Read the listing below and copy out every line that holds "fomat".

Given data:
::::::::::
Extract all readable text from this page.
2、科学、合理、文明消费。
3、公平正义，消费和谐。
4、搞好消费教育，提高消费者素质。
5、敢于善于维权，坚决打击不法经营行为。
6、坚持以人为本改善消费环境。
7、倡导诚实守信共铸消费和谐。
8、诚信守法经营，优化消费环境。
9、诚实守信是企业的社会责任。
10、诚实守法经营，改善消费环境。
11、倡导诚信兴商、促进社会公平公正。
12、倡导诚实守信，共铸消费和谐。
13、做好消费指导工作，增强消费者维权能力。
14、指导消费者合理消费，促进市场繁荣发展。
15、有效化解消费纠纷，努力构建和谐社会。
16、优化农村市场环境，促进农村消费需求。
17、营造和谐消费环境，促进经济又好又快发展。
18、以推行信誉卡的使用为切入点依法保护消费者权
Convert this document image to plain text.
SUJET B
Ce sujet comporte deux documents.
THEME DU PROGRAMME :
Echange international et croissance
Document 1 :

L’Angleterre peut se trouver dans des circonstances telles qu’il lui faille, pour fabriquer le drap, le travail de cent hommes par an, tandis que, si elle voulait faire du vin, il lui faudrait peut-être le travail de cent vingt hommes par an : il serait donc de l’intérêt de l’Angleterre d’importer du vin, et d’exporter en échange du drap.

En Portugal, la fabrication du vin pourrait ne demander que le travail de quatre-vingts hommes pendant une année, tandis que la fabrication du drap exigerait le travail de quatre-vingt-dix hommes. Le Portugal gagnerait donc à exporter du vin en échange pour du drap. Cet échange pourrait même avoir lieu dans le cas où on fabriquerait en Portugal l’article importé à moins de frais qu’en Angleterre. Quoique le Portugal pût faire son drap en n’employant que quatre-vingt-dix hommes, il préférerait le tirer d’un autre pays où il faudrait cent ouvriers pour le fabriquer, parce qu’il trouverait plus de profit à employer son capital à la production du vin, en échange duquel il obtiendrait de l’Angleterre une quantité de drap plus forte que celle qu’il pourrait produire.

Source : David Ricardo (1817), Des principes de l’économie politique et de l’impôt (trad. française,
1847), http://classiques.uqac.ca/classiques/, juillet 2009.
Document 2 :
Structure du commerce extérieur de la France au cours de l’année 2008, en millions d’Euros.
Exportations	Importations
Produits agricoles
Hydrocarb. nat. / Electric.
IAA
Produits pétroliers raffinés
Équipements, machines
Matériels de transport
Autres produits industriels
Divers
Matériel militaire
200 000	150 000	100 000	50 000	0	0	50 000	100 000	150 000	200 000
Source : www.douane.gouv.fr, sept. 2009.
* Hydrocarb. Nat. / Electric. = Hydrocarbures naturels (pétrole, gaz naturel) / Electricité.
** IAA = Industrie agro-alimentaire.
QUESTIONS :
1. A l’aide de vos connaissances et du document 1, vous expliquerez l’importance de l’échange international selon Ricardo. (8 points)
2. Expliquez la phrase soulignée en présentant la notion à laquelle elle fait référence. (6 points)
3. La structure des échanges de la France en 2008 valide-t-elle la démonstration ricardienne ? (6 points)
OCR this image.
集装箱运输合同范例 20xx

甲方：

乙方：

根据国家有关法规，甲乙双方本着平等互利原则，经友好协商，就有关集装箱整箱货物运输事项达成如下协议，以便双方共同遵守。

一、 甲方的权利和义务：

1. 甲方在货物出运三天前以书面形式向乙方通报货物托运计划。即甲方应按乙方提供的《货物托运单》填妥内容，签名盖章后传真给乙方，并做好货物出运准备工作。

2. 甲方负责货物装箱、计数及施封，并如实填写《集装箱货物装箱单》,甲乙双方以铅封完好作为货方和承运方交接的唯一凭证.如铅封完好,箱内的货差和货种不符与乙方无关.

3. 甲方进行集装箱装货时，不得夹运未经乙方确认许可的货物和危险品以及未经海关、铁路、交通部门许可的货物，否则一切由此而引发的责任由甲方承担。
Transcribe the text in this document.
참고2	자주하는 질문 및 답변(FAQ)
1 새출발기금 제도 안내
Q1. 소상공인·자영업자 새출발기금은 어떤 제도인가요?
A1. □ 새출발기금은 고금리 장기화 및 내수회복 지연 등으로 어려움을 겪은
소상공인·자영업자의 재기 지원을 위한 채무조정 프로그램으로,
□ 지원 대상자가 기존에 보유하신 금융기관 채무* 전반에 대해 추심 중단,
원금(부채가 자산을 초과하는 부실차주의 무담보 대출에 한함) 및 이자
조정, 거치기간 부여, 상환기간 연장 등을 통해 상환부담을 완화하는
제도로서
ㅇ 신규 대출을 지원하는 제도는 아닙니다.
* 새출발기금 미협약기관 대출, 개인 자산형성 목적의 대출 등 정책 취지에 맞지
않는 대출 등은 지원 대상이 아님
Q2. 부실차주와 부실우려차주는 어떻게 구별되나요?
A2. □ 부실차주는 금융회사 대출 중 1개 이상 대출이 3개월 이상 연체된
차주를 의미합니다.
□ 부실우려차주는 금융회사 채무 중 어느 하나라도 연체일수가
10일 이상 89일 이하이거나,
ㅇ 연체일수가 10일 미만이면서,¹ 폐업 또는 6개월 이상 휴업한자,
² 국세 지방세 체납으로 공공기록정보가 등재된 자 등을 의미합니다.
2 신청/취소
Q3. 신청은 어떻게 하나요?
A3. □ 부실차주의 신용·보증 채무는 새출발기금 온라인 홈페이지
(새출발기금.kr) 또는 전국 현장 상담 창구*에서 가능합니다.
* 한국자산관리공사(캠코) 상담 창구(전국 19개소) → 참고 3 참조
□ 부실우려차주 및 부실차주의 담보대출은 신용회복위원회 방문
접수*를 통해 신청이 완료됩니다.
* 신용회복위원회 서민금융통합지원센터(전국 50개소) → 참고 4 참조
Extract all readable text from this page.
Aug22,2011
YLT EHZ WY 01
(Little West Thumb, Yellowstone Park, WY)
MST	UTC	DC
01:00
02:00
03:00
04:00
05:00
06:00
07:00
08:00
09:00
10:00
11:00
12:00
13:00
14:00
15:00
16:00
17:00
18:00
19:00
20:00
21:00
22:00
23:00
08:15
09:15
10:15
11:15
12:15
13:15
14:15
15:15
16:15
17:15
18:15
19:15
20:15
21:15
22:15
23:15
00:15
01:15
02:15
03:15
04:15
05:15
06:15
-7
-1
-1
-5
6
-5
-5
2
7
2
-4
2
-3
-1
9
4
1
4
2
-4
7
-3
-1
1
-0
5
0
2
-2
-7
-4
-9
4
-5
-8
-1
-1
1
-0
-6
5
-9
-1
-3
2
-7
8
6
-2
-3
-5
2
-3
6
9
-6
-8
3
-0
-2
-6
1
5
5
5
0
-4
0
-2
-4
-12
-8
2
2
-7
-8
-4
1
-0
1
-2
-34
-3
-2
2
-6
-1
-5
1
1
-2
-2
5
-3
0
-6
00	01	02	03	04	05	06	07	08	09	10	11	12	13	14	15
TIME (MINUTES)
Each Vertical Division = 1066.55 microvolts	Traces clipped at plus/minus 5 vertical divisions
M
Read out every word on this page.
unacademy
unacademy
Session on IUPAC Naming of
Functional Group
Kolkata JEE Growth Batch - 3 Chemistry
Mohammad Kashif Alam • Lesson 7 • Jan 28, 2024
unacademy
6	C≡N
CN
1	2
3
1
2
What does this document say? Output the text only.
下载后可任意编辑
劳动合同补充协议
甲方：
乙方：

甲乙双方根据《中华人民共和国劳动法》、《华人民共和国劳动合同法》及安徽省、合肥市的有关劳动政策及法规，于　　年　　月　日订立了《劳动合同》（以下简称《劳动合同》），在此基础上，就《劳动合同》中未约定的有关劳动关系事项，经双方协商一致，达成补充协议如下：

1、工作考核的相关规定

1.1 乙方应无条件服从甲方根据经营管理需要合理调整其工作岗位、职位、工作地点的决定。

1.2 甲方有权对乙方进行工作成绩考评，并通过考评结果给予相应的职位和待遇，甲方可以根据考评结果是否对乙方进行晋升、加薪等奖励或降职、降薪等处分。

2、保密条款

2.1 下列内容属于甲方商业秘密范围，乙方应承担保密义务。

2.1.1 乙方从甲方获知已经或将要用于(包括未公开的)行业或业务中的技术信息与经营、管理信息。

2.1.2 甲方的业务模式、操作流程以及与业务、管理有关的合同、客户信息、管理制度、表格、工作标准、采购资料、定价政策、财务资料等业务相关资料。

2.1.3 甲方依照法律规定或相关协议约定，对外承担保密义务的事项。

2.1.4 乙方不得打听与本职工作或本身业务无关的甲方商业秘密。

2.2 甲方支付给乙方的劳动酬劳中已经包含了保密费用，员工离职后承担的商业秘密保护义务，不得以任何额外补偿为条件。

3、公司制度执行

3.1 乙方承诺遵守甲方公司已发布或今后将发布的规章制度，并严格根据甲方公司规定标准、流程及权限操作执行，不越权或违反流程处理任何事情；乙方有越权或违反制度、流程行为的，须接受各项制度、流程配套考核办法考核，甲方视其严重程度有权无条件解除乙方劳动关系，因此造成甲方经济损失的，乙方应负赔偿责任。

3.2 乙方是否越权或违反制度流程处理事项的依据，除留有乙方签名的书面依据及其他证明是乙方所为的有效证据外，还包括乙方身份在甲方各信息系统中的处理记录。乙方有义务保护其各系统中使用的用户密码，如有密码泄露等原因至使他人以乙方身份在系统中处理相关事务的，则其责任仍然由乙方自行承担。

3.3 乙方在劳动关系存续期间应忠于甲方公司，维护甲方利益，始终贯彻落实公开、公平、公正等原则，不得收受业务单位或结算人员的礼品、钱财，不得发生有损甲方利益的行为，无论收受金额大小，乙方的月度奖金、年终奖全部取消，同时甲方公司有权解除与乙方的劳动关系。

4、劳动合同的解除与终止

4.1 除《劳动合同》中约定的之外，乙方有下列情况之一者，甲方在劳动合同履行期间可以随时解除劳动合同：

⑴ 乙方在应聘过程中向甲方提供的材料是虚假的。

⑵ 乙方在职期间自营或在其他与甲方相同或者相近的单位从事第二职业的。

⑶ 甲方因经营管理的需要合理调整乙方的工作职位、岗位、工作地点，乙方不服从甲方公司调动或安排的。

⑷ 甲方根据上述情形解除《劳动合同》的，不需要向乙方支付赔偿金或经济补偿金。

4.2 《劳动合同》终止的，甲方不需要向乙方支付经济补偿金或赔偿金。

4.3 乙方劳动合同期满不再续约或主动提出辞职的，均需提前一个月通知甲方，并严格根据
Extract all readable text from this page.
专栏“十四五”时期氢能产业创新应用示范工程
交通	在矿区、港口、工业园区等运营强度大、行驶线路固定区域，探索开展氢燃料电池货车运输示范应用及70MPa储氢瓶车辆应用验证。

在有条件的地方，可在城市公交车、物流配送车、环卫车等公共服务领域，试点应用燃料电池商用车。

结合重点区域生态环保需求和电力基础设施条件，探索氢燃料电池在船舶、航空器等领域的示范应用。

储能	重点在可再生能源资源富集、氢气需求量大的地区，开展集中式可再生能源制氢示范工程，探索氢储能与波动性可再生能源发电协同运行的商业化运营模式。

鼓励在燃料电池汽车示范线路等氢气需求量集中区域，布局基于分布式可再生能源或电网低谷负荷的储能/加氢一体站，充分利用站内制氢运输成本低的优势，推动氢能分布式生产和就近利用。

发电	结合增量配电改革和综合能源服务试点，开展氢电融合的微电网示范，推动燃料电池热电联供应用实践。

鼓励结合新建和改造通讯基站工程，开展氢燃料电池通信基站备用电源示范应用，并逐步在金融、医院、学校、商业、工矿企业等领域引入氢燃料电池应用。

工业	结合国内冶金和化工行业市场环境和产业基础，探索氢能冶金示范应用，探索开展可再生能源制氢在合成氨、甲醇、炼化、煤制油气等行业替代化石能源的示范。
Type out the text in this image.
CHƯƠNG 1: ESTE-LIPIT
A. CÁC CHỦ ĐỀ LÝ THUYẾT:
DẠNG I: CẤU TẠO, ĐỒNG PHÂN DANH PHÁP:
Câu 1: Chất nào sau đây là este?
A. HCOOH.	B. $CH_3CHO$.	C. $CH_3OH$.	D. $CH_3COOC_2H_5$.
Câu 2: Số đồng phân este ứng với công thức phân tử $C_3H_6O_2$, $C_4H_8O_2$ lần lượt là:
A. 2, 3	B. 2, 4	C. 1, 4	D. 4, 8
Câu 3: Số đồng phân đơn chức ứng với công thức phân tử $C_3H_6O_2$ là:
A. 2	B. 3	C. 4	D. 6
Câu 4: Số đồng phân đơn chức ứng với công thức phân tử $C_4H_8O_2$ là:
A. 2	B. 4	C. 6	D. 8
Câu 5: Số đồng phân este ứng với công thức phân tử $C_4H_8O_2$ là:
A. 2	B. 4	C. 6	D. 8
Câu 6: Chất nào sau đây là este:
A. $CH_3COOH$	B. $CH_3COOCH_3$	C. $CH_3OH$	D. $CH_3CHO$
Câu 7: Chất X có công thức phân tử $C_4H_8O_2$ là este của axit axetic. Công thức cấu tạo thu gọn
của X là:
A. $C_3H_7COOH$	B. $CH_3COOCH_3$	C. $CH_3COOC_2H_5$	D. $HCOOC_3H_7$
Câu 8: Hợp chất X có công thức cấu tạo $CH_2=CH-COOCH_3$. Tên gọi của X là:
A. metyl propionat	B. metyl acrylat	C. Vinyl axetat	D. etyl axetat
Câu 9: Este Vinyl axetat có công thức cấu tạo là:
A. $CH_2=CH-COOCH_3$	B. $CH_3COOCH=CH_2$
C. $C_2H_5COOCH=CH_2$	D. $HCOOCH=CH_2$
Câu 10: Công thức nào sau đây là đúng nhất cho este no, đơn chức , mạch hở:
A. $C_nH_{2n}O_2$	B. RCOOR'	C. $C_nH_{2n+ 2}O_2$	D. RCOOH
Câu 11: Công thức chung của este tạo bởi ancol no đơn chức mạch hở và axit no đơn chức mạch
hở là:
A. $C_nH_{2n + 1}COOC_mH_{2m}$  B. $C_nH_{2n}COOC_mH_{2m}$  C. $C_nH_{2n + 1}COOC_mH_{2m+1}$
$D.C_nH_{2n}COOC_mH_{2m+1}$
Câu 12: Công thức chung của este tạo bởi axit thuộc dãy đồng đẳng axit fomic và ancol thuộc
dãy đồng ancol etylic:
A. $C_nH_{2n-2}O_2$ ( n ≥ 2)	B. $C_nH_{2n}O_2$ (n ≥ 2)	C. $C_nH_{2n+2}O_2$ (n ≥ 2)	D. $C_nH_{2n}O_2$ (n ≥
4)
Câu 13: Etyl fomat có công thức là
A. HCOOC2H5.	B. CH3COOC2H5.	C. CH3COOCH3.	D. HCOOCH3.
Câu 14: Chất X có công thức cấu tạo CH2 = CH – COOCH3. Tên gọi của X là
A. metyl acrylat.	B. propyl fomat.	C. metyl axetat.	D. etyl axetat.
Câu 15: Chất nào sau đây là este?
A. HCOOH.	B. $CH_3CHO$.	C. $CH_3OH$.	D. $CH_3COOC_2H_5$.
::::::::::
Result:
Câu 13: Etyl fomat có công thức là
A. metyl acrylat.	B. propyl fomat.	C. metyl axetat.	D. etyl axetat.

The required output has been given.